*AUFGABEN*.
[A] In welchem Monat ist das Buch „What would Grandma do?“ laut dem Text über die erste Honorarabrechnung erschienen?
[B] Schreibe aus dem Text über die erste Honorarabrechnung den Abschnitt von „Aber zurück zu“ bis einschließlich „dem Buch gescheitert.“ wortgetreu ab.

An einem dieser regnerischen Tage flatterte meine erste Honorarabrechnung für mein Buch „What would Grandma do?“  ins Haus. Es war im Februar erschienen und ihm waren anderthalb Jahre intensive Arbeit vorausgegangen. Jedes meiner Bücher ist wie ein Baby, für das ich zärtliche Gefühle hege. Es hinauszuschicken in die Welt fühlt sich jedes Mal wie ein gefährliches Wagnis an. Werden die Menschen freundlich zu meinem Baby sein? Werden sie es mögen? Oder werden sie es zurückweisen? Jede Mutter weiß: Erfährt das eigene Kind Zurückweisung, spürt man dies wie seinen eigenen Schmerz. Ich hege meinen Büchern gegenüber dummerweise einen mütterlichen Beschützerinstinkt. 

Aber zurück zu der Abrechnung, die ich da in den Händen hielt. Begierig riss ich den Umschlag auf und meine Augen scannten Verkaufszahlen und Honorar. Moment mal, ich muss mir die Brille aufsetzen. Haha, weil diese Zahl kann nicht stimmen! Aber auch die Brille half nichts. Da stand wirklich diese unfassbare Zahl. Sie war nicht nur frustrierend, sondern geradezu lachhaft. Ich rechnete meinen ungefähren Stundenlohn aus. Haha! Ich brach in verzweifeltes Gelächter aus. Seit wann ist Schreiben ein Ehrenamt mit Taschengeld (das ich auch noch versteuern muss)? Ich ließ mich zusammen mit der Realität auf den gelben Sessel im Wohnzimmer sinken.  Mein Mann kam, nahm mir den Zettel aus der Hand, rieb sich die Augen und bemerkte: „Ein Ehrenamt mit Taschengeld. Tut mir leid, dass es dieses Mal nicht so gut lief.“  

Ich bin mit dem Buch gescheitert.

*ERFASSTE DATEN*.
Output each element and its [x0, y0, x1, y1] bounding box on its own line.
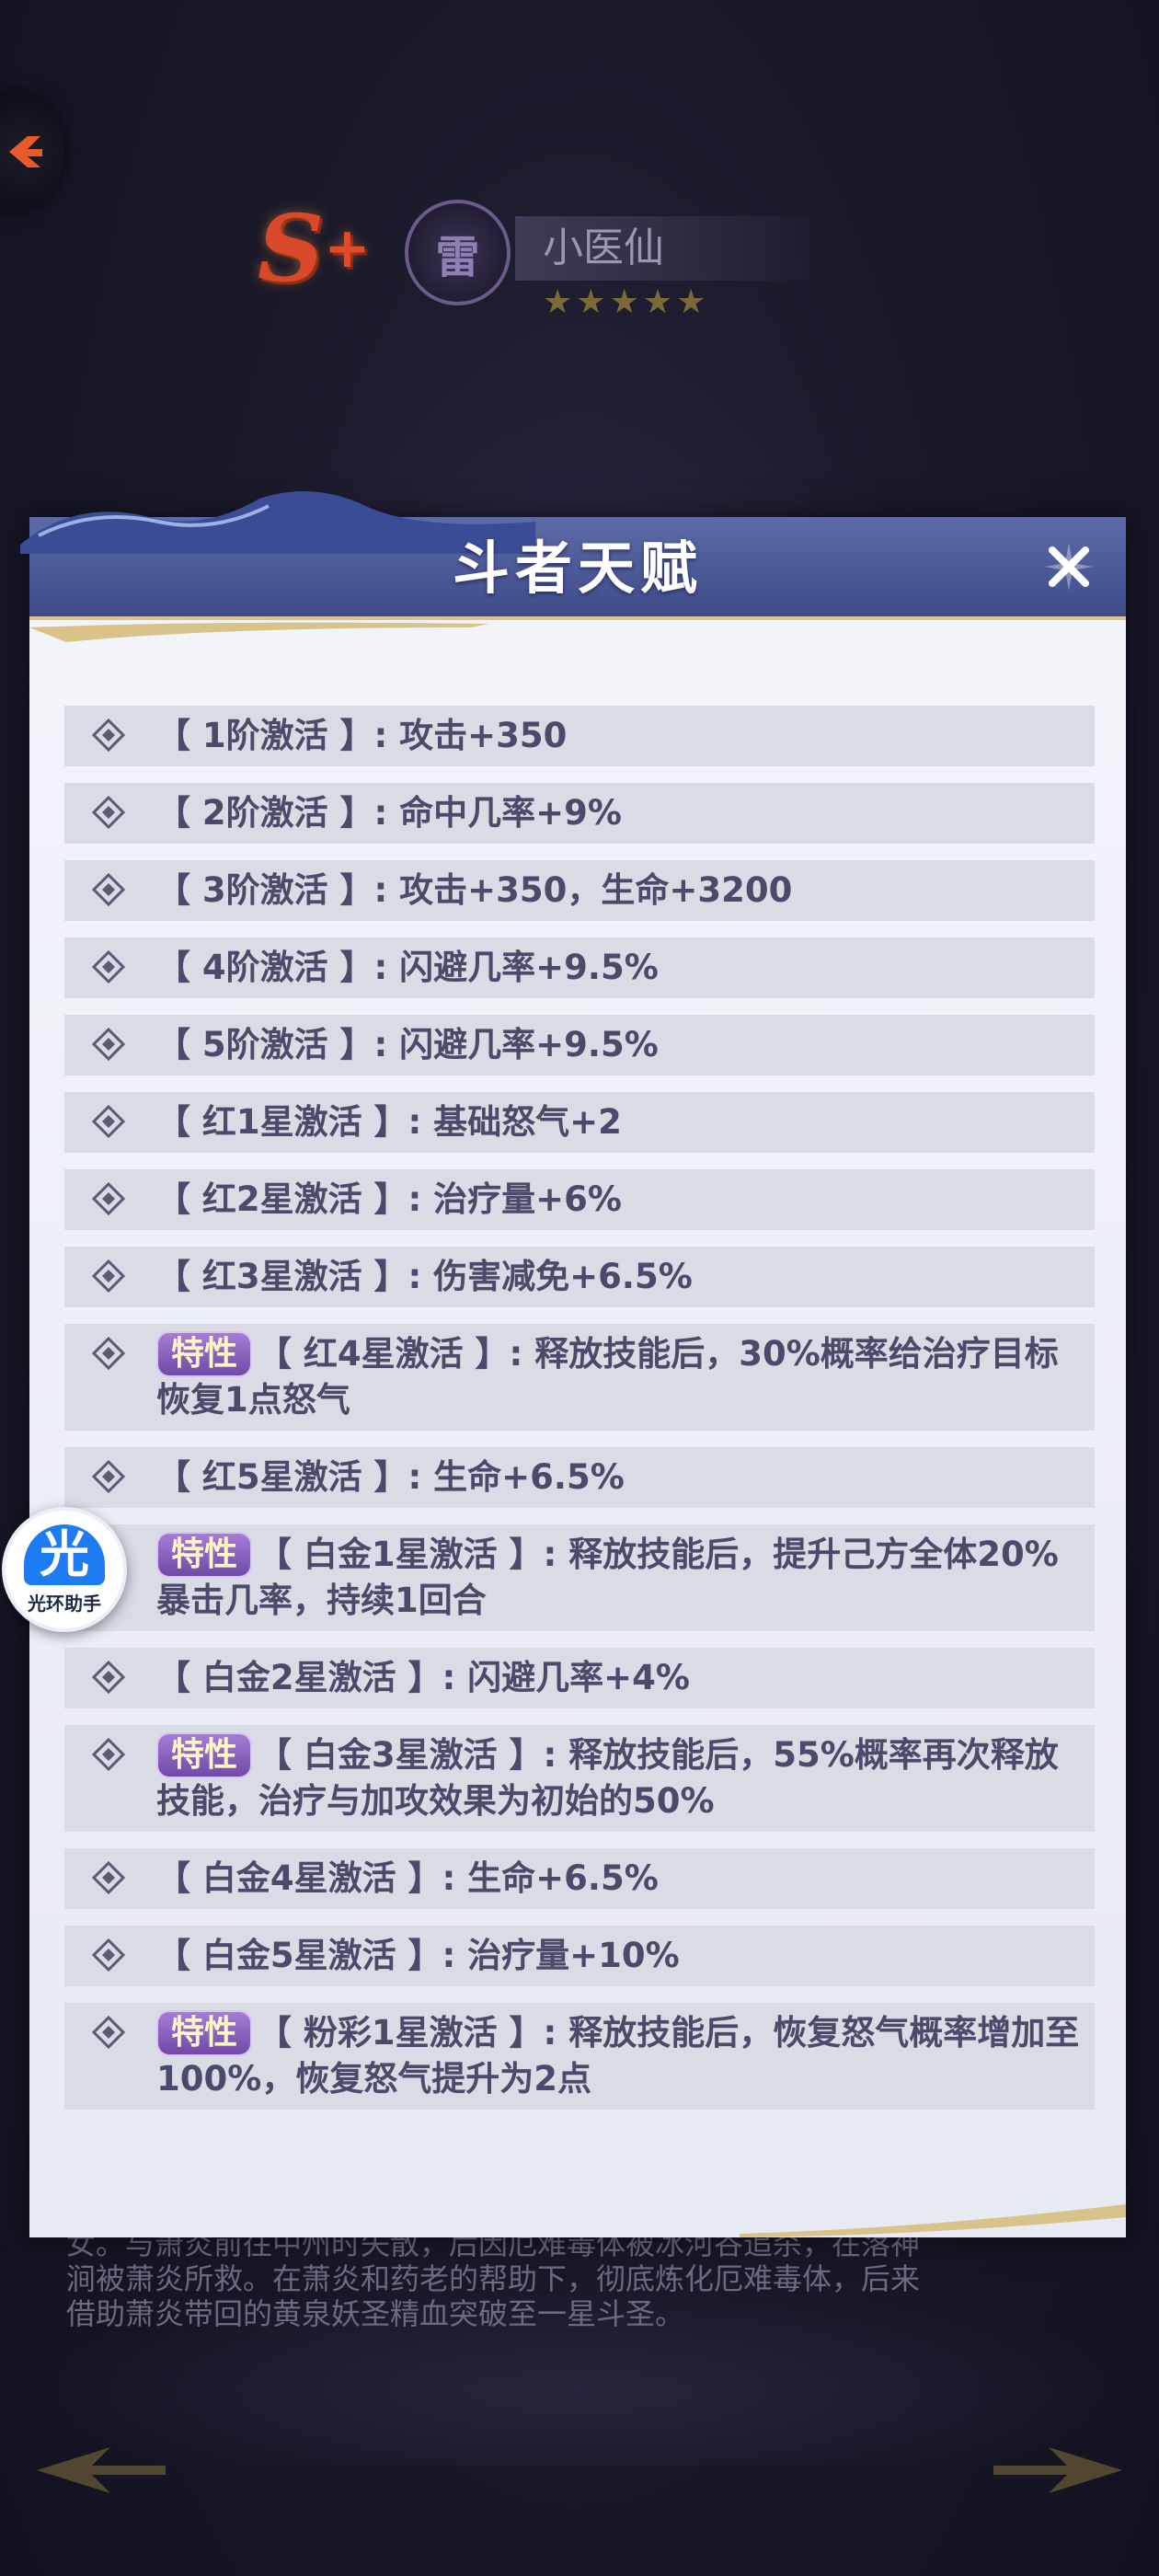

*ANTWORTEN JE AUFGABE*.
[A] Im Februar.

[B]
Aber zurück zu der Abrechnung, die ich da in den Händen hielt. Begierig riss ich den Umschlag auf und meine Augen scannten Verkaufszahlen und Honorar. Moment mal, ich muss mir die Brille aufsetzen. Haha, weil diese Zahl kann nicht stimmen! Aber auch die Brille half nichts. Da stand wirklich diese unfassbare Zahl. Sie war nicht nur frustrierend, sondern geradezu lachhaft. Ich rechnete meinen ungefähren Stundenlohn aus. Haha! Ich brach in verzweifeltes Gelächter aus. Seit wann ist Schreiben ein Ehrenamt mit Taschengeld (das ich auch noch versteuern muss)? Ich ließ mich zusammen mit der Realität auf den gelben Sessel im Wohnzimmer sinken.  Mein Mann kam, nahm mir den Zettel aus der Hand, rieb sich die Augen und bemerkte: „Ein Ehrenamt mit Taschengeld. Tut mir leid, dass es dieses Mal nicht so gut lief.“  

Ich bin mit dem Buch gescheitert.